» Given request: Extract each line where the string "content" shows up.

» Material for this exercise:
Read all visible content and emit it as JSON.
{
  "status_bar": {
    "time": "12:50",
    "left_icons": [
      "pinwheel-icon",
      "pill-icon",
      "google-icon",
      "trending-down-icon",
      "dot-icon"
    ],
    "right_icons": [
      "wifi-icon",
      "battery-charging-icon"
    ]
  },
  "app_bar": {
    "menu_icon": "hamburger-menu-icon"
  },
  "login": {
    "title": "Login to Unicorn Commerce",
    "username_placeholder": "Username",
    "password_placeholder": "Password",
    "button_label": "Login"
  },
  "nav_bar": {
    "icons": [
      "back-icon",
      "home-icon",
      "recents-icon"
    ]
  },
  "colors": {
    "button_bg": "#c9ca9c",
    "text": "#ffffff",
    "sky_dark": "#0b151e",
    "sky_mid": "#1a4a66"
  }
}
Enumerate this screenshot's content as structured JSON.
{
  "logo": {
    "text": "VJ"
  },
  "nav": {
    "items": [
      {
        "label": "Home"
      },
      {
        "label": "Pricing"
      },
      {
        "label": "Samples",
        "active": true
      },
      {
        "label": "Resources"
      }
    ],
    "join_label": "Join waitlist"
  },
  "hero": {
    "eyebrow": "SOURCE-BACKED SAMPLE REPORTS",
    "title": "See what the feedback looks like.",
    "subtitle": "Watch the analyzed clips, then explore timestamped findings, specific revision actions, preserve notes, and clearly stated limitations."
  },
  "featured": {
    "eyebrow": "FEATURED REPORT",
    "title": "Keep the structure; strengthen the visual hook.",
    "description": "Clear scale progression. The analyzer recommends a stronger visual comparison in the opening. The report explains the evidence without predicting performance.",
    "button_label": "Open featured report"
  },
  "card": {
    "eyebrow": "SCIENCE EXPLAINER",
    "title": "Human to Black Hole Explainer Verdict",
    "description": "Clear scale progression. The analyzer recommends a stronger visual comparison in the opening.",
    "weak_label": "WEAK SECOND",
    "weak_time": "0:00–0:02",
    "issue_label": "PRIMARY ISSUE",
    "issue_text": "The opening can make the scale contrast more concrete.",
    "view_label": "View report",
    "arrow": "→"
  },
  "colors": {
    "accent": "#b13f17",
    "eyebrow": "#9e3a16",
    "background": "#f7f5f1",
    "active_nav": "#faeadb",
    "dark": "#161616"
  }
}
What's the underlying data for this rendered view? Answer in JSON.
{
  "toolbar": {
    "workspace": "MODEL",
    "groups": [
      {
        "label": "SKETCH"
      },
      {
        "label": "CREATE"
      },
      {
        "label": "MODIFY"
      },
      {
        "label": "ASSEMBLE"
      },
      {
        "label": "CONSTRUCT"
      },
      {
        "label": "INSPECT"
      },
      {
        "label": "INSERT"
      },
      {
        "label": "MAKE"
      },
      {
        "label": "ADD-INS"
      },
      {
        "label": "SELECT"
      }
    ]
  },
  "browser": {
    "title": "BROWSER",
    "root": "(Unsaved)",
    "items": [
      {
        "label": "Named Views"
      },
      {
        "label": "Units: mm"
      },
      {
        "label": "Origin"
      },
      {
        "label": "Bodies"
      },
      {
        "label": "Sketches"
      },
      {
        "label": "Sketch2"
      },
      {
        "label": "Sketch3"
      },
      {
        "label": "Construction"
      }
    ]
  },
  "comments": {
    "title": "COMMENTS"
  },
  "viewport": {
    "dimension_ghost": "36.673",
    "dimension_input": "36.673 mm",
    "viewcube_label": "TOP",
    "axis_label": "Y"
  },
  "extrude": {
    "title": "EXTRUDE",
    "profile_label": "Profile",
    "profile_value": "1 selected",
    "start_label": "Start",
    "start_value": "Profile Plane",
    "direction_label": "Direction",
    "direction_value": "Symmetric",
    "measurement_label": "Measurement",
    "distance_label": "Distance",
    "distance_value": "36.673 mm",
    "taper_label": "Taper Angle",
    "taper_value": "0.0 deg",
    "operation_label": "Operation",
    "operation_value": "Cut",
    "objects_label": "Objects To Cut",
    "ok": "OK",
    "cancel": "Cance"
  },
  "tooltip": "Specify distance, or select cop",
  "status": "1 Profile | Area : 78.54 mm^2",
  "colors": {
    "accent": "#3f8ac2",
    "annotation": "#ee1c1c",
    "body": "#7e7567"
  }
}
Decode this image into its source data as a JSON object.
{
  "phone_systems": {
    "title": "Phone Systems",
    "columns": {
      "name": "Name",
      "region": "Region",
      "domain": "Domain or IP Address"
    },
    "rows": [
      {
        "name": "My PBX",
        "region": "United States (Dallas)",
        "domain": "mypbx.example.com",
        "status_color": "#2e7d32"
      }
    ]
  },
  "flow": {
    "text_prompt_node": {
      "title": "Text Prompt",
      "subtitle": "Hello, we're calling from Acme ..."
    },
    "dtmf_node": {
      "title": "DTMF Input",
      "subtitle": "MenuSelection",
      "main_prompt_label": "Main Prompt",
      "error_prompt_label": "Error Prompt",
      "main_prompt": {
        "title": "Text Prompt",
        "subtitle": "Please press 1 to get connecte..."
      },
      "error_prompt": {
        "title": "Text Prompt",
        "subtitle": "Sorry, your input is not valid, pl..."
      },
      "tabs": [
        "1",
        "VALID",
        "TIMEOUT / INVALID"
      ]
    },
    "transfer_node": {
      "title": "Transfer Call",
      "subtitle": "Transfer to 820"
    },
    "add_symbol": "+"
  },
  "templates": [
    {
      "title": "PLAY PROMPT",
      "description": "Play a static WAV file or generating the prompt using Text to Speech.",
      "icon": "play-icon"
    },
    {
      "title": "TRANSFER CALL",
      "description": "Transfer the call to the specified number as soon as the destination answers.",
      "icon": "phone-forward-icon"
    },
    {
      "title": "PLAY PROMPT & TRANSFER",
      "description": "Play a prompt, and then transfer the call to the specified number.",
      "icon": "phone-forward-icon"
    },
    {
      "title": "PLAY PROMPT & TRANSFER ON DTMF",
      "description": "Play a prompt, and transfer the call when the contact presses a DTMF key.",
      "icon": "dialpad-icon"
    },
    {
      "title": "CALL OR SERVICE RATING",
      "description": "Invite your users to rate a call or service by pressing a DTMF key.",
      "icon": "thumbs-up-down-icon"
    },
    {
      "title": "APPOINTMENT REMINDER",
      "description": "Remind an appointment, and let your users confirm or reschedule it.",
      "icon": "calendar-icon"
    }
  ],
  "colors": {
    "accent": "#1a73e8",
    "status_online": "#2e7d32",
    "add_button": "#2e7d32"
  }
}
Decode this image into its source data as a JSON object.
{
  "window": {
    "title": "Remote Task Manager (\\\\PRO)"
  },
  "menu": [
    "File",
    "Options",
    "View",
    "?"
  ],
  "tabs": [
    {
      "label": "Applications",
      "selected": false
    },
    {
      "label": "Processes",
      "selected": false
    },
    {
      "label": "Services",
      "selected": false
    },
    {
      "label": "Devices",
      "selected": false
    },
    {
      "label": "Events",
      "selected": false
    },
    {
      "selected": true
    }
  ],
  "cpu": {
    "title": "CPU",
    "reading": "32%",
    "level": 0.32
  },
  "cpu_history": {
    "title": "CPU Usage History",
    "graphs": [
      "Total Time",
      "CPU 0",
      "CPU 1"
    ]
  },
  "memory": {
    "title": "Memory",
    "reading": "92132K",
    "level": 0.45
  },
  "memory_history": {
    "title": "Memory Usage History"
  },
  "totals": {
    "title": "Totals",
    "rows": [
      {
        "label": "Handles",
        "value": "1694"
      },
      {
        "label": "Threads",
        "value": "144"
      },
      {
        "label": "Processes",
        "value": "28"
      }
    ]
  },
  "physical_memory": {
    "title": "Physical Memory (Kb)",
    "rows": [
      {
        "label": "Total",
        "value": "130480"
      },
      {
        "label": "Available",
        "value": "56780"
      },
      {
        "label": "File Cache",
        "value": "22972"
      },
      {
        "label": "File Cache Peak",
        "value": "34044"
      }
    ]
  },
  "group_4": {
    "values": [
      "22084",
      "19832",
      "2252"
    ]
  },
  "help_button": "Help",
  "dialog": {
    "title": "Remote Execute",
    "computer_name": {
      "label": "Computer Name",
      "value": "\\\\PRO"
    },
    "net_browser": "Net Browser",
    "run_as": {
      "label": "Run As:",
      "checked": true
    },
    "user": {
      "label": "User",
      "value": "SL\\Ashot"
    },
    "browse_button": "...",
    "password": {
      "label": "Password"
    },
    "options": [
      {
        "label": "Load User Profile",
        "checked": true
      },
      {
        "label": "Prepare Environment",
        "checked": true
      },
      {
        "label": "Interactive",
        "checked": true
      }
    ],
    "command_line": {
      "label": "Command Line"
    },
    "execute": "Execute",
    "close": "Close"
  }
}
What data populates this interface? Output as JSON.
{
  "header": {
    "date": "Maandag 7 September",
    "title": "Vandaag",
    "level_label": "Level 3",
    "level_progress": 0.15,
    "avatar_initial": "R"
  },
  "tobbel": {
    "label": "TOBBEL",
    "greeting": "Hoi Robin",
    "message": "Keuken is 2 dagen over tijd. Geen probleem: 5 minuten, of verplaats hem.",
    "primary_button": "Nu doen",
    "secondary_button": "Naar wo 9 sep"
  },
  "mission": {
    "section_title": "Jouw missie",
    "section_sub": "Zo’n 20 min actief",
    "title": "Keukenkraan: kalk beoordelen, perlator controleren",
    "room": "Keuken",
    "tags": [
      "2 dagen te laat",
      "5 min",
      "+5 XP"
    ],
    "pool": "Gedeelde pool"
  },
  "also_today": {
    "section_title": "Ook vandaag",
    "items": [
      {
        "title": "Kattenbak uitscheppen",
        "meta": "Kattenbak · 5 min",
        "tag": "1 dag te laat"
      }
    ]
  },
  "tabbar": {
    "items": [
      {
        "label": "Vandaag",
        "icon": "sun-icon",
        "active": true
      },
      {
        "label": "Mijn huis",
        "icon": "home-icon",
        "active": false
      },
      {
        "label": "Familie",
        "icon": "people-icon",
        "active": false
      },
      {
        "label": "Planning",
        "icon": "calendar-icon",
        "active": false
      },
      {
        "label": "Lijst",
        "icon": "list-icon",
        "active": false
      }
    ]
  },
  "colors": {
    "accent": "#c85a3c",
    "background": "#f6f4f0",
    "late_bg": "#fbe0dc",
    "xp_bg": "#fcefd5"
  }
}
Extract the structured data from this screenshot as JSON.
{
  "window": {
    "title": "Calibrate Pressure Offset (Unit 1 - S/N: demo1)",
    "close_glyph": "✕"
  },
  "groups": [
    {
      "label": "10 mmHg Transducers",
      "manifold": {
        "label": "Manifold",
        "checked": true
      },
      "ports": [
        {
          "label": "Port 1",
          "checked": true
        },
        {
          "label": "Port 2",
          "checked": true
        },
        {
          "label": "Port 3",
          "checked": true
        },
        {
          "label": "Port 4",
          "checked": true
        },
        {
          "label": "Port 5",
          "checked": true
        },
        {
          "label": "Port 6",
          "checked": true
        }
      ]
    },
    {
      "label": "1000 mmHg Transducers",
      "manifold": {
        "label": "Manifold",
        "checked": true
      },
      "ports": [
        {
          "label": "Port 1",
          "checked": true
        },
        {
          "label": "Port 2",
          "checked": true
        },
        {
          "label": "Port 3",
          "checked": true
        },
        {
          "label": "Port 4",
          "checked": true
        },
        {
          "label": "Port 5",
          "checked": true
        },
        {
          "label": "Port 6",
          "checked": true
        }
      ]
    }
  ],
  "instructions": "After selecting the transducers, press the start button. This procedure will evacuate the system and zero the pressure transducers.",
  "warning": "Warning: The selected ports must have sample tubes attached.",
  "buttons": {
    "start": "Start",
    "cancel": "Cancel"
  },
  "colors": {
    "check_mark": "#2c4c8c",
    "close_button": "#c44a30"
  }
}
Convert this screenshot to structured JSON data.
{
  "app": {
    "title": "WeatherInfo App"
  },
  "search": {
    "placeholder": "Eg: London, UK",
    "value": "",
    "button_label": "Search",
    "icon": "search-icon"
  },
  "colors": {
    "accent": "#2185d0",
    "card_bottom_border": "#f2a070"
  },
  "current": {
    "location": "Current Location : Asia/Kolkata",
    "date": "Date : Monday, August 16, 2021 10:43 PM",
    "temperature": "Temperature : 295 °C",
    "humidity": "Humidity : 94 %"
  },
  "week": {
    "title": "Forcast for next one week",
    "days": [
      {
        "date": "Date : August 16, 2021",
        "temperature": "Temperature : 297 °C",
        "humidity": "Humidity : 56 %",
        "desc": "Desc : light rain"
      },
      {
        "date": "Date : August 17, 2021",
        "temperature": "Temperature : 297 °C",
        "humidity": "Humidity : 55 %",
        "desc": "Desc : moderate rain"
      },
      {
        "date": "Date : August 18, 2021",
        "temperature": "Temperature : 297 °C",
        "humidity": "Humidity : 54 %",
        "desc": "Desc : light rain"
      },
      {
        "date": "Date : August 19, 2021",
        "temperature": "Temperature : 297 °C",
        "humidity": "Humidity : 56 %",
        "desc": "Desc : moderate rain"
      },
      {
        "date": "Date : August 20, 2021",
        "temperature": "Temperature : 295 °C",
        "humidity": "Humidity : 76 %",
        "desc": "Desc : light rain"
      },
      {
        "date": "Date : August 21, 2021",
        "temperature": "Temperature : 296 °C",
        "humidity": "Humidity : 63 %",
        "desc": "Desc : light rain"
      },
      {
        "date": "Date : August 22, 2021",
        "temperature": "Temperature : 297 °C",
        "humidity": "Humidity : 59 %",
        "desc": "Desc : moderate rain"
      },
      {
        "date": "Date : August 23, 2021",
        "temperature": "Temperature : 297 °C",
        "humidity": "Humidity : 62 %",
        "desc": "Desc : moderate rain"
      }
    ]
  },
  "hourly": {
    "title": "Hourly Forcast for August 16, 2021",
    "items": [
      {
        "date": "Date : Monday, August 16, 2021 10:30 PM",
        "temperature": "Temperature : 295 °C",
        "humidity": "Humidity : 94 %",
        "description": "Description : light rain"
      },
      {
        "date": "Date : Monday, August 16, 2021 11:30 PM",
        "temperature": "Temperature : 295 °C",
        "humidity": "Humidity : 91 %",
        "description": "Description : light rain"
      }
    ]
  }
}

» Exercise answer:
Read all visible content and emit it as JSON.
Enumerate this screenshot's content as structured JSON.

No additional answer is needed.